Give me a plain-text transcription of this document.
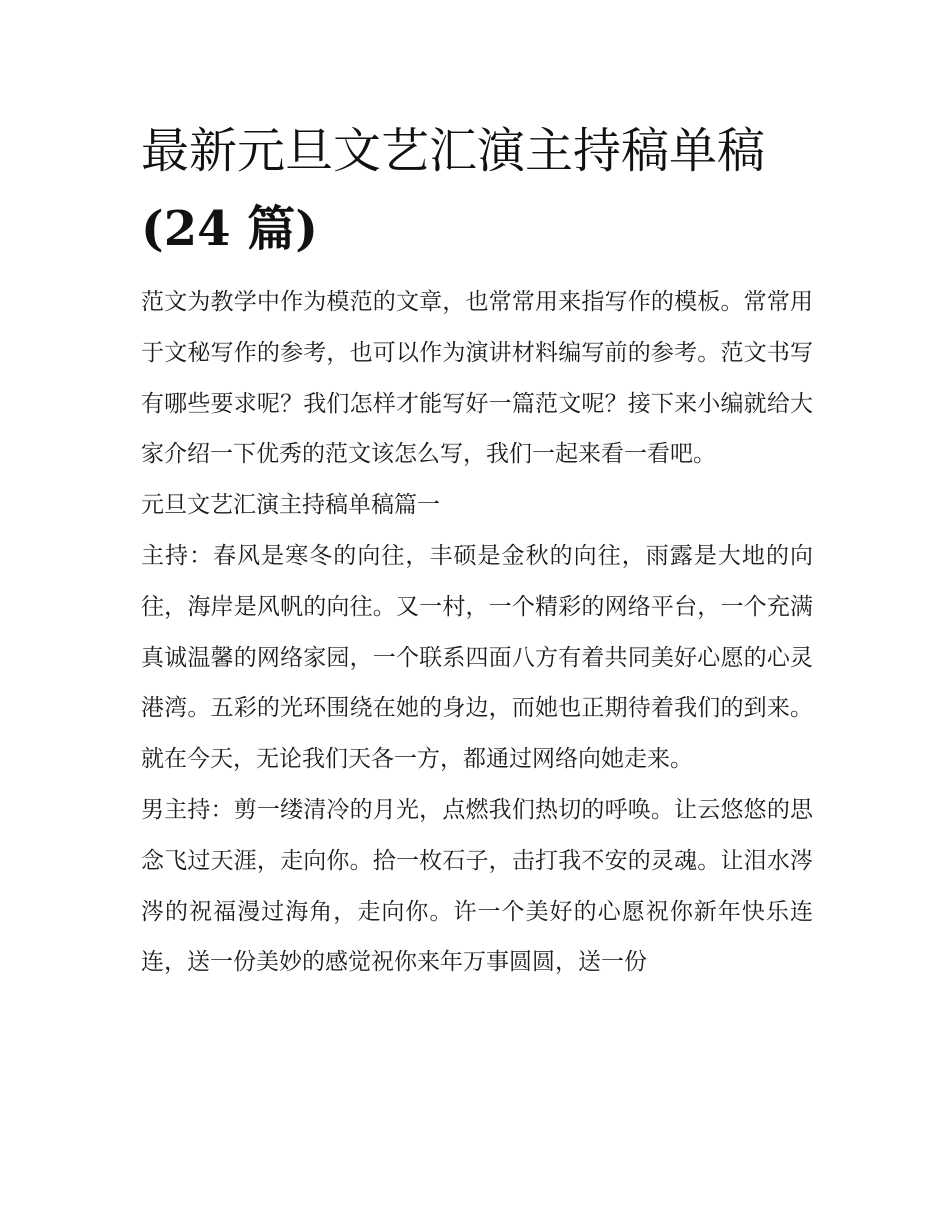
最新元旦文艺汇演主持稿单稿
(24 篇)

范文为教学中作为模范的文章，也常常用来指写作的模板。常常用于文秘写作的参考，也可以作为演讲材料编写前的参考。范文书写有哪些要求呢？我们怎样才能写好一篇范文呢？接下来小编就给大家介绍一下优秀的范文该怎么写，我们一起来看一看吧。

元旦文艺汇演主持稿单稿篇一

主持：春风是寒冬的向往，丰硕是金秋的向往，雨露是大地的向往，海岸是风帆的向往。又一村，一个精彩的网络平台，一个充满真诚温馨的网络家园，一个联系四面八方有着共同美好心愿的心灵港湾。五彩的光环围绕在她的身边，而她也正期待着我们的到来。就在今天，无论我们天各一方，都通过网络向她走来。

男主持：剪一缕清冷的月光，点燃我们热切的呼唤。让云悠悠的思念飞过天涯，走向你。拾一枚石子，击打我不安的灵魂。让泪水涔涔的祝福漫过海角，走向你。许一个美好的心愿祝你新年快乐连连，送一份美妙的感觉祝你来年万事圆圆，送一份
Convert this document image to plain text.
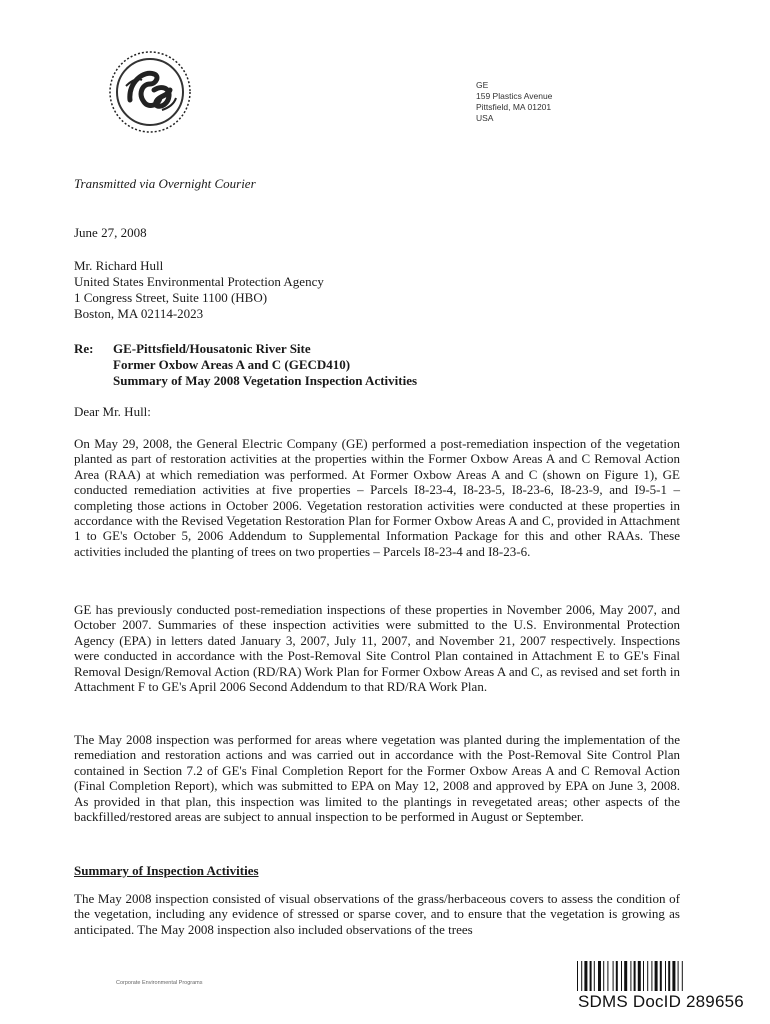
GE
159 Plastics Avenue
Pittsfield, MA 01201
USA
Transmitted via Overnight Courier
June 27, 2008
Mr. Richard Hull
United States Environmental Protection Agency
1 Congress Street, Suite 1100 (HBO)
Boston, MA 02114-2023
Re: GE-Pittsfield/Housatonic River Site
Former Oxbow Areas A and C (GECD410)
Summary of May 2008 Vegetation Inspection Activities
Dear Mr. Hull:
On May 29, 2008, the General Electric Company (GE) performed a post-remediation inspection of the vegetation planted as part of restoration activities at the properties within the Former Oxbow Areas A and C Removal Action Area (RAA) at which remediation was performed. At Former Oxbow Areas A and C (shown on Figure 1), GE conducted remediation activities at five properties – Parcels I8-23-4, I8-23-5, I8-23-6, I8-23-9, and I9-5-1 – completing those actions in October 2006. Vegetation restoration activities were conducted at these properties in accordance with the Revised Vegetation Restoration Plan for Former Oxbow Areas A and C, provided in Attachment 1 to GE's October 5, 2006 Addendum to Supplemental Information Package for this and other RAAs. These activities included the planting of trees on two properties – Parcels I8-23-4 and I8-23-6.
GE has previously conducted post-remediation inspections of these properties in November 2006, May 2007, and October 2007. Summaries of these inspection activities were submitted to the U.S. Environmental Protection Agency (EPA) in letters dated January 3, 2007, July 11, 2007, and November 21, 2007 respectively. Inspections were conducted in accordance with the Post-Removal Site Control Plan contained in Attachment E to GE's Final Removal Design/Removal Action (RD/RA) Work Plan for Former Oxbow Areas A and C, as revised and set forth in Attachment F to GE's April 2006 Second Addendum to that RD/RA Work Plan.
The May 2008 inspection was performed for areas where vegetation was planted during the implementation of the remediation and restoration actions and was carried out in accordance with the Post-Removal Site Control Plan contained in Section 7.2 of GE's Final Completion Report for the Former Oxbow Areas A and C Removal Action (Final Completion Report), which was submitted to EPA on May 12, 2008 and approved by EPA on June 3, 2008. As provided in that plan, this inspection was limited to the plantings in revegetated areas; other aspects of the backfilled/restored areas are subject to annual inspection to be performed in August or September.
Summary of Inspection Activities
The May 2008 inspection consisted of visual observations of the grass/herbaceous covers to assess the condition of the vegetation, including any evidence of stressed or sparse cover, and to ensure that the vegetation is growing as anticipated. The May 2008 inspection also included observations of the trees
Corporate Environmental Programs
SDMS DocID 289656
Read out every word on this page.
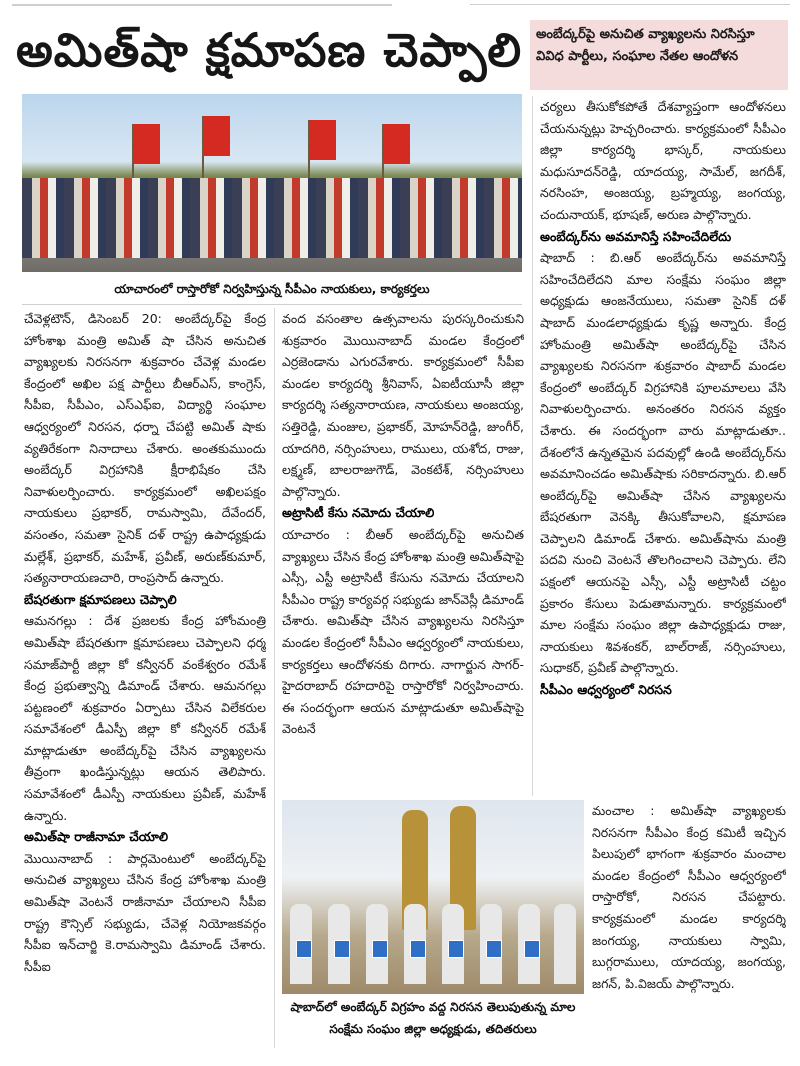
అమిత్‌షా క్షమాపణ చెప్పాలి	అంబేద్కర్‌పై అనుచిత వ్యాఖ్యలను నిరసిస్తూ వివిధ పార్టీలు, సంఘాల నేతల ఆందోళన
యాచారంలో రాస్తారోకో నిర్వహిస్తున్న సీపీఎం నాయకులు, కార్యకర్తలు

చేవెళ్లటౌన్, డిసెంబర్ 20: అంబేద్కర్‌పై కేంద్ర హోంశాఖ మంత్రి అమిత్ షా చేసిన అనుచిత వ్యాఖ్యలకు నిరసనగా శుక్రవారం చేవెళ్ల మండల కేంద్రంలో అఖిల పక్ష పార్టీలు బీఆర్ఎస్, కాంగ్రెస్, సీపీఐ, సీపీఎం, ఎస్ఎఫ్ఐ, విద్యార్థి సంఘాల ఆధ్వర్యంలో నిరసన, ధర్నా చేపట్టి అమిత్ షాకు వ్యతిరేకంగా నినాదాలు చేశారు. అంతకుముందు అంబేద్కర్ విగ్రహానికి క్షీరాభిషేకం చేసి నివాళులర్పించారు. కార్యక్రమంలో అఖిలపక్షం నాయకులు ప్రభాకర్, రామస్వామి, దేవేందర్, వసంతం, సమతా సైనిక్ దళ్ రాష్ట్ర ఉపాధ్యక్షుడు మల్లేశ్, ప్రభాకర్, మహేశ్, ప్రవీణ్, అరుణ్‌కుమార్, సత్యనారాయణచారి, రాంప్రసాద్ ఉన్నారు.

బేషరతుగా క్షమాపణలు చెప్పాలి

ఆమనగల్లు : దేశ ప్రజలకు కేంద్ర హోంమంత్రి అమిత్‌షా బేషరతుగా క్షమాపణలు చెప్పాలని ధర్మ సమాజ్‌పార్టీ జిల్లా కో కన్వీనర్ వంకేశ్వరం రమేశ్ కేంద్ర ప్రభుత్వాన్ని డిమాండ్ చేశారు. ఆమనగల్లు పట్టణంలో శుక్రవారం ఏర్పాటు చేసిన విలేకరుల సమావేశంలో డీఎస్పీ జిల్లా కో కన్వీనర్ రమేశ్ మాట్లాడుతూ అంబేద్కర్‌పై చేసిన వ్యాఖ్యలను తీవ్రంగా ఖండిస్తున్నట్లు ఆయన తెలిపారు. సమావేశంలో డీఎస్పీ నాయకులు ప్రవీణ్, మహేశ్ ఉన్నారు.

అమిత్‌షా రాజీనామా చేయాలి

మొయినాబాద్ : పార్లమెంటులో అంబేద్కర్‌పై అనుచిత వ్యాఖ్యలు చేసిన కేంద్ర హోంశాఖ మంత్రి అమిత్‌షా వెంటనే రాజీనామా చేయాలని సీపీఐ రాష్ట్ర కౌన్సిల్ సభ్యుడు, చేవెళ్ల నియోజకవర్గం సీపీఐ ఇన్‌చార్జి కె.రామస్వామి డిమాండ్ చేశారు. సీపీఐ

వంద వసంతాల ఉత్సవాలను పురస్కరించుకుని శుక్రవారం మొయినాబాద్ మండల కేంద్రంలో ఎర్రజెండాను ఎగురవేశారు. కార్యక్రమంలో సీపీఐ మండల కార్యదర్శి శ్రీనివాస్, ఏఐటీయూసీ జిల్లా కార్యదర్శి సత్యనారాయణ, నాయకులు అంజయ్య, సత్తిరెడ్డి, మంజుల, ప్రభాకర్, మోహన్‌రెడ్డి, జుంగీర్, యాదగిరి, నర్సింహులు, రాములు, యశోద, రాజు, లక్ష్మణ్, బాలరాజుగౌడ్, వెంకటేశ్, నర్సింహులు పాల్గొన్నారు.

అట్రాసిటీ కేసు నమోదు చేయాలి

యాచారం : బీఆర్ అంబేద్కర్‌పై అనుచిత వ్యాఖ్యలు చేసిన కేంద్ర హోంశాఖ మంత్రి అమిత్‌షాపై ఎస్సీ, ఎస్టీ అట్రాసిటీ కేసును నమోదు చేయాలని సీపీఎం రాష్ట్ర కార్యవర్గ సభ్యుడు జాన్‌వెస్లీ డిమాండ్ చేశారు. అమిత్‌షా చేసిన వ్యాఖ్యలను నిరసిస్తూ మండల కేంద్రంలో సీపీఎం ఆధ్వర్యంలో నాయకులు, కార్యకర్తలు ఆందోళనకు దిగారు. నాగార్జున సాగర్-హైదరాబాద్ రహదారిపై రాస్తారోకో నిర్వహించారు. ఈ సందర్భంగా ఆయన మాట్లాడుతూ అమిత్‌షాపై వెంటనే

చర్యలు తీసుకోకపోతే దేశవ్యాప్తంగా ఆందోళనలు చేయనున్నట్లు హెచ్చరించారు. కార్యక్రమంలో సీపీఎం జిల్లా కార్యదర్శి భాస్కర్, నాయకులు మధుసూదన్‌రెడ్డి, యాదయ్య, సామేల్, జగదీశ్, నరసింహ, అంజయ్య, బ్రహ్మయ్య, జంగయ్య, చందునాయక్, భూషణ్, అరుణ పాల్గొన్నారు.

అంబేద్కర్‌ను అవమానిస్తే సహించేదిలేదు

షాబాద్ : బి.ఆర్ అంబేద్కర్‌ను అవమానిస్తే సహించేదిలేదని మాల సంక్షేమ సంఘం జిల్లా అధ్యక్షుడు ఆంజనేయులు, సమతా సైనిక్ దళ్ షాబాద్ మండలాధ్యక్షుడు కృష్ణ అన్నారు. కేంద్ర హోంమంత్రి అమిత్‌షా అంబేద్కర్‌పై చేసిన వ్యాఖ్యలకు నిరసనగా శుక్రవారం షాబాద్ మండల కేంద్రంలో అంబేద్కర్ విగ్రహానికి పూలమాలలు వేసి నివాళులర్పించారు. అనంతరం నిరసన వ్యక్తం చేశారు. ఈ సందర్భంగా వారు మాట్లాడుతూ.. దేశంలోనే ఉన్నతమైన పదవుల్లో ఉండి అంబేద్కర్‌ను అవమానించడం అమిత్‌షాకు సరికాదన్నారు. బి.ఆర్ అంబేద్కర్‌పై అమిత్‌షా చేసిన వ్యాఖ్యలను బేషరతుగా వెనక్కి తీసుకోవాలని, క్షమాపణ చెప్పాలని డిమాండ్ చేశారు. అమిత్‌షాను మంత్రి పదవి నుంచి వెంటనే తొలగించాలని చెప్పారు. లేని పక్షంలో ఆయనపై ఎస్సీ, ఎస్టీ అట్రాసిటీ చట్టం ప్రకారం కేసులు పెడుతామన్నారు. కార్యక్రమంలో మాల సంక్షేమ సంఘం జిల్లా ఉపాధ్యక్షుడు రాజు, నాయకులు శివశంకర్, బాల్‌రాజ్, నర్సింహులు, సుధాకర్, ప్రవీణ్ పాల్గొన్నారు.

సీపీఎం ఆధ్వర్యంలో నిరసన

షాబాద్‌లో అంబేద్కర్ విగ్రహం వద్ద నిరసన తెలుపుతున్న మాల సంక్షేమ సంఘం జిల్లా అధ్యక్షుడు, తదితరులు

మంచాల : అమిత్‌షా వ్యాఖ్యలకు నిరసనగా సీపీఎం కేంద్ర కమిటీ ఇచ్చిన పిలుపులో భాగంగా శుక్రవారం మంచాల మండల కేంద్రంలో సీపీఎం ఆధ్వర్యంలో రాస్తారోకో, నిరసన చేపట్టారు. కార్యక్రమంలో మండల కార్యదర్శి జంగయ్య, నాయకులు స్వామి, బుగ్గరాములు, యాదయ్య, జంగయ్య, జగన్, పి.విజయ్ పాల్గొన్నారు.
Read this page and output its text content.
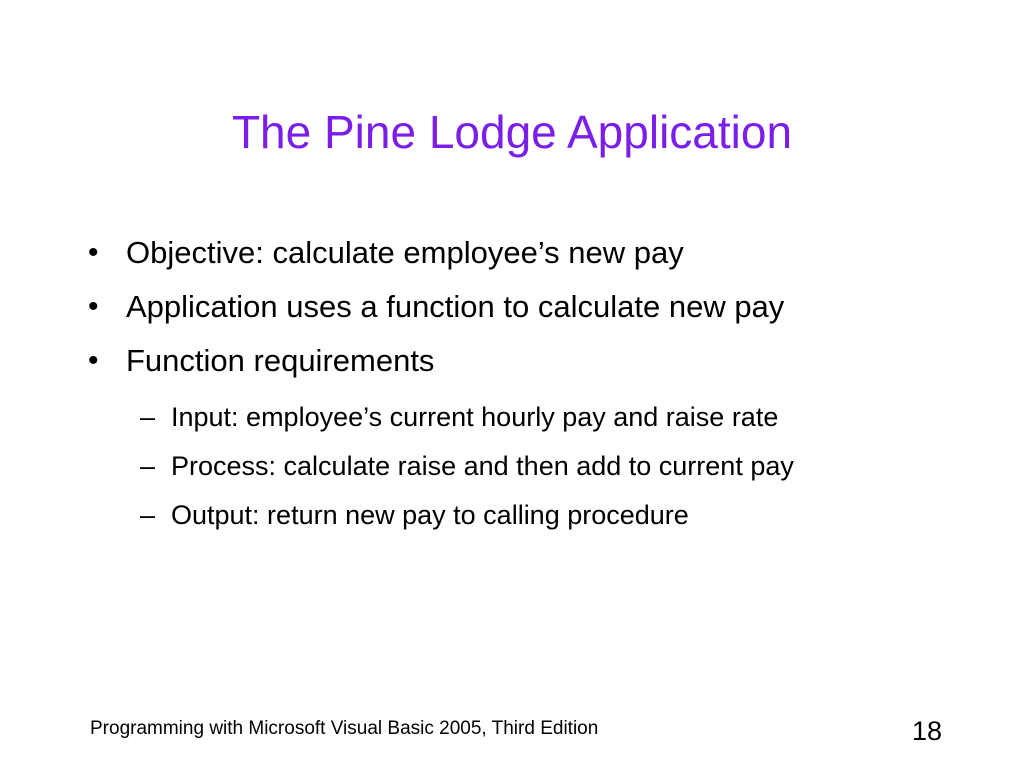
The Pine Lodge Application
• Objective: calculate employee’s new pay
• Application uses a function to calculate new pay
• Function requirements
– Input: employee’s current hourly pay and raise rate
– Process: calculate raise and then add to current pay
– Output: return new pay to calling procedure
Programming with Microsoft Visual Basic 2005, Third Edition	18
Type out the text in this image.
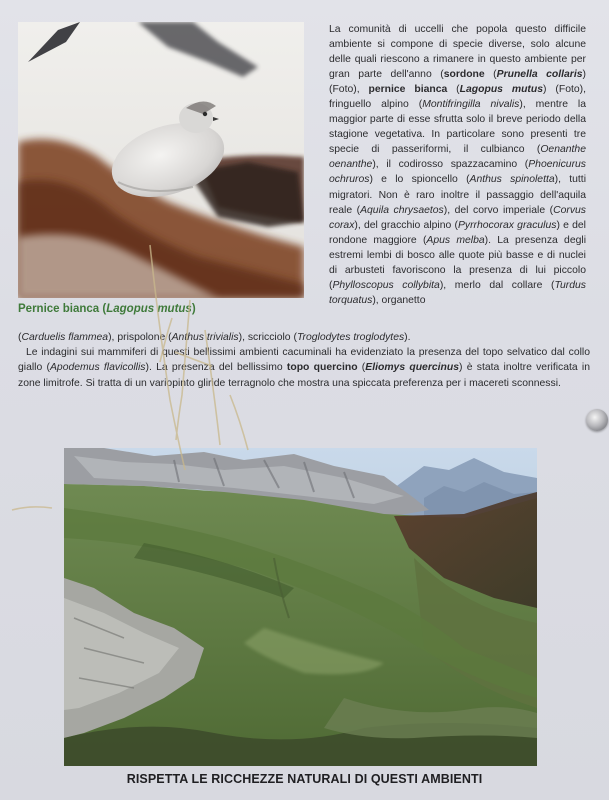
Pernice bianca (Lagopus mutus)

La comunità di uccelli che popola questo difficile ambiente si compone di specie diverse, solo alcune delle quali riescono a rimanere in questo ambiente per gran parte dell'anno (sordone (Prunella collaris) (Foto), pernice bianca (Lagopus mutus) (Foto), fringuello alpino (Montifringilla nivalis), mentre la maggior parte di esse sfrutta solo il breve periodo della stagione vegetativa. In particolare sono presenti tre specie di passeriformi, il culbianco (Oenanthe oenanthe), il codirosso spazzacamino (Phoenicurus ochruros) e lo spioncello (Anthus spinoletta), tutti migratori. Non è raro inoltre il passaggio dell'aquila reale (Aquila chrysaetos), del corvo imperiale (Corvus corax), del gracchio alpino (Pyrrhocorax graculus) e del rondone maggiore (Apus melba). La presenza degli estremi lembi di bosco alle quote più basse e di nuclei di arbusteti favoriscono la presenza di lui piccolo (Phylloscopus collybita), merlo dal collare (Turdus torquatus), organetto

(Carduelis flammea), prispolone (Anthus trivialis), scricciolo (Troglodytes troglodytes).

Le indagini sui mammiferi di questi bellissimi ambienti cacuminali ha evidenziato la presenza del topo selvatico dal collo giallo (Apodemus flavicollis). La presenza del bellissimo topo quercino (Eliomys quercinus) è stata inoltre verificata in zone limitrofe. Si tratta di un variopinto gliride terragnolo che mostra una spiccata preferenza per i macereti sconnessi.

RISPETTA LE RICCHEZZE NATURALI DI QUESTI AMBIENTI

-----

→ **Aim of the exercise**:
Going through the data, tally the lines containing "Summary" and report only the result.

→ **Result of the exercise**:
2